> Exercise aim: Transcribe every line exactly. Leave the pictures behind.

Saved data entries
** start **
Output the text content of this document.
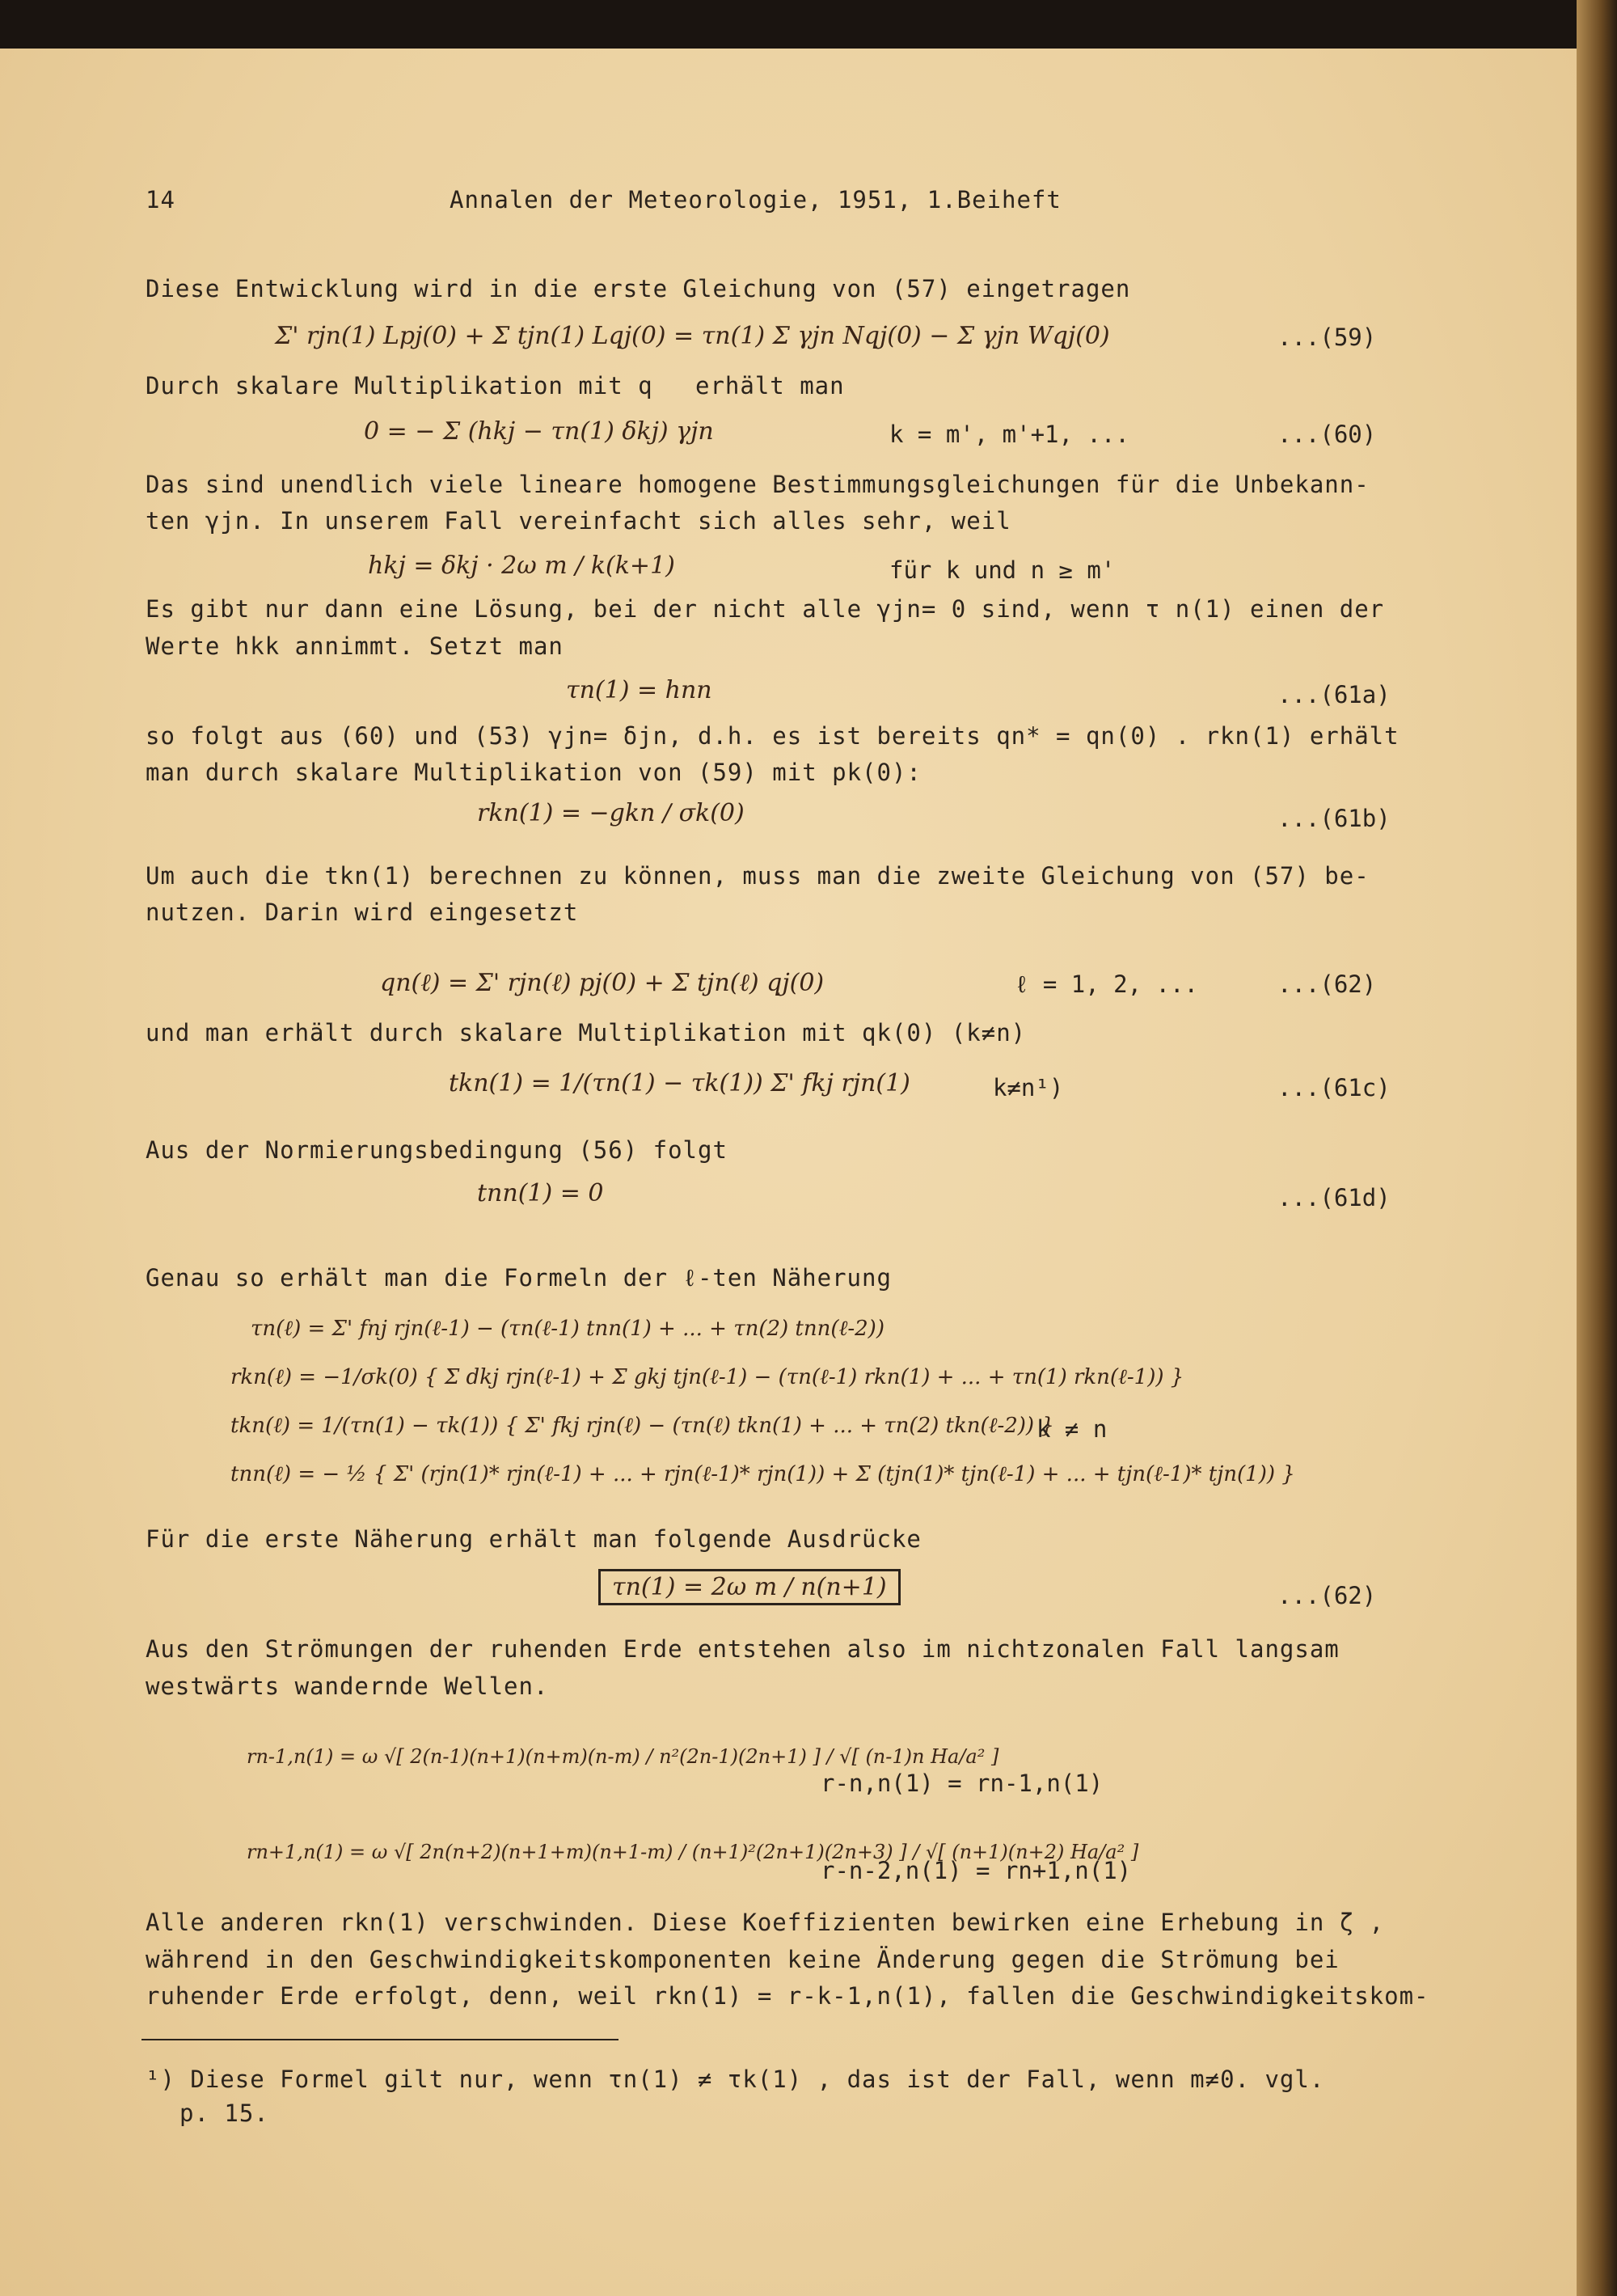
14	Annalen der Meteorologie, 1951, 1.Beiheft
Diese Entwicklung wird in die erste Gleichung von (57) eingetragen
Σ' rjn(1) Lpj(0) + Σ tjn(1) Lqj(0) = τn(1) Σ γjn Nqj(0) − Σ γjn Wqj(0)	...(59)
Durch skalare Multiplikation mit q erhält man
0 = − Σ (hkj − τn(1) δkj) γjn	k = m', m'+1, ...	...(60)
Das sind unendlich viele lineare homogene Bestimmungsgleichungen für die Unbekann-
ten γjn. In unserem Fall vereinfacht sich alles sehr, weil
hkj = δkj · 2ω m / k(k+1)	für k und n ≥ m'
Es gibt nur dann eine Lösung, bei der nicht alle γjn= 0 sind, wenn τ n(1) einen der
Werte hkk annimmt. Setzt man
τn(1) = hnn	...(61a)
so folgt aus (60) und (53) γjn= δjn, d.h. es ist bereits qn* = qn(0) . rkn(1) erhält
man durch skalare Multiplikation von (59) mit pk(0):
rkn(1) = −gkn / σk(0)	...(61b)
Um auch die tkn(1) berechnen zu können, muss man die zweite Gleichung von (57) be-
nutzen. Darin wird eingesetzt
qn(ℓ) = Σ' rjn(ℓ) pj(0) + Σ tjn(ℓ) qj(0)	ℓ = 1, 2, ...	...(62)
und man erhält durch skalare Multiplikation mit qk(0) (k≠n)
tkn(1) = 1/(τn(1) − τk(1)) Σ' fkj rjn(1)	k≠n¹)	...(61c)
Aus der Normierungsbedingung (56) folgt
tnn(1) = 0	...(61d)
Genau so erhält man die Formeln der ℓ-ten Näherung
τn(ℓ) = Σ' fnj rjn(ℓ-1) − (τn(ℓ-1) tnn(1) + ... + τn(2) tnn(ℓ-2))
rkn(ℓ) = −1/σk(0) { Σ dkj rjn(ℓ-1) + Σ gkj tjn(ℓ-1) − (τn(ℓ-1) rkn(1) + ... + τn(1) rkn(ℓ-1)) }
tkn(ℓ) = 1/(τn(1) − τk(1)) { Σ' fkj rjn(ℓ) − (τn(ℓ) tkn(1) + ... + τn(2) tkn(ℓ-2)) }
k ≠ n
tnn(ℓ) = − ½ { Σ' (rjn(1)* rjn(ℓ-1) + ... + rjn(ℓ-1)* rjn(1)) + Σ (tjn(1)* tjn(ℓ-1) + ... + tjn(ℓ-1)* tjn(1)) }
Für die erste Näherung erhält man folgende Ausdrücke
τn(1) = 2ω m / n(n+1)	...(62)
Aus den Strömungen der ruhenden Erde entstehen also im nichtzonalen Fall langsam
westwärts wandernde Wellen.
rn-1,n(1) = ω √[ 2(n-1)(n+1)(n+m)(n-m) / n²(2n-1)(2n+1) ] / √[ (n-1)n Ha/a² ]
r-n,n(1) = rn-1,n(1)
rn+1,n(1) = ω √[ 2n(n+2)(n+1+m)(n+1-m) / (n+1)²(2n+1)(2n+3) ] / √[ (n+1)(n+2) Ha/a² ]
r-n-2,n(1) = rn+1,n(1)
Alle anderen rkn(1) verschwinden. Diese Koeffizienten bewirken eine Erhebung in ζ ,
während in den Geschwindigkeitskomponenten keine Änderung gegen die Strömung bei
ruhender Erde erfolgt, denn, weil rkn(1) = r-k-1,n(1), fallen die Geschwindigkeitskom-
¹) Diese Formel gilt nur, wenn τn(1) ≠ τk(1) , das ist der Fall, wenn m≠0. vgl.
p. 15.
** end **
> Completed task:
Output the text content of this document.
14	Annalen der Meteorologie, 1951, 1.Beiheft
Diese Entwicklung wird in die erste Gleichung von (57) eingetragen
Σ' rjn(1) Lpj(0) + Σ tjn(1) Lqj(0) = τn(1) Σ γjn Nqj(0) − Σ γjn Wqj(0)	...(59)
Durch skalare Multiplikation mit q erhält man
0 = − Σ (hkj − τn(1) δkj) γjn	k = m', m'+1, ...	...(60)
Das sind unendlich viele lineare homogene Bestimmungsgleichungen für die Unbekann-
ten γjn. In unserem Fall vereinfacht sich alles sehr, weil
hkj = δkj · 2ω m / k(k+1)	für k und n ≥ m'
Es gibt nur dann eine Lösung, bei der nicht alle γjn= 0 sind, wenn τ n(1) einen der
Werte hkk annimmt. Setzt man
τn(1) = hnn	...(61a)
so folgt aus (60) und (53) γjn= δjn, d.h. es ist bereits qn* = qn(0) . rkn(1) erhält
man durch skalare Multiplikation von (59) mit pk(0):
rkn(1) = −gkn / σk(0)	...(61b)
Um auch die tkn(1) berechnen zu können, muss man die zweite Gleichung von (57) be-
nutzen. Darin wird eingesetzt
qn(ℓ) = Σ' rjn(ℓ) pj(0) + Σ tjn(ℓ) qj(0)	ℓ = 1, 2, ...	...(62)
und man erhält durch skalare Multiplikation mit qk(0) (k≠n)
tkn(1) = 1/(τn(1) − τk(1)) Σ' fkj rjn(1)	k≠n¹)	...(61c)
Aus der Normierungsbedingung (56) folgt
tnn(1) = 0	...(61d)
Genau so erhält man die Formeln der ℓ-ten Näherung
τn(ℓ) = Σ' fnj rjn(ℓ-1) − (τn(ℓ-1) tnn(1) + ... + τn(2) tnn(ℓ-2))
rkn(ℓ) = −1/σk(0) { Σ dkj rjn(ℓ-1) + Σ gkj tjn(ℓ-1) − (τn(ℓ-1) rkn(1) + ... + τn(1) rkn(ℓ-1)) }
tkn(ℓ) = 1/(τn(1) − τk(1)) { Σ' fkj rjn(ℓ) − (τn(ℓ) tkn(1) + ... + τn(2) tkn(ℓ-2)) }
k ≠ n
tnn(ℓ) = − ½ { Σ' (rjn(1)* rjn(ℓ-1) + ... + rjn(ℓ-1)* rjn(1)) + Σ (tjn(1)* tjn(ℓ-1) + ... + tjn(ℓ-1)* tjn(1)) }
Für die erste Näherung erhält man folgende Ausdrücke
τn(1) = 2ω m / n(n+1)	...(62)
Aus den Strömungen der ruhenden Erde entstehen also im nichtzonalen Fall langsam
westwärts wandernde Wellen.
rn-1,n(1) = ω √[ 2(n-1)(n+1)(n+m)(n-m) / n²(2n-1)(2n+1) ] / √[ (n-1)n Ha/a² ]
r-n,n(1) = rn-1,n(1)
rn+1,n(1) = ω √[ 2n(n+2)(n+1+m)(n+1-m) / (n+1)²(2n+1)(2n+3) ] / √[ (n+1)(n+2) Ha/a² ]
r-n-2,n(1) = rn+1,n(1)
Alle anderen rkn(1) verschwinden. Diese Koeffizienten bewirken eine Erhebung in ζ ,
während in den Geschwindigkeitskomponenten keine Änderung gegen die Strömung bei
ruhender Erde erfolgt, denn, weil rkn(1) = r-k-1,n(1), fallen die Geschwindigkeitskom-
¹) Diese Formel gilt nur, wenn τn(1) ≠ τk(1) , das ist der Fall, wenn m≠0. vgl.
p. 15.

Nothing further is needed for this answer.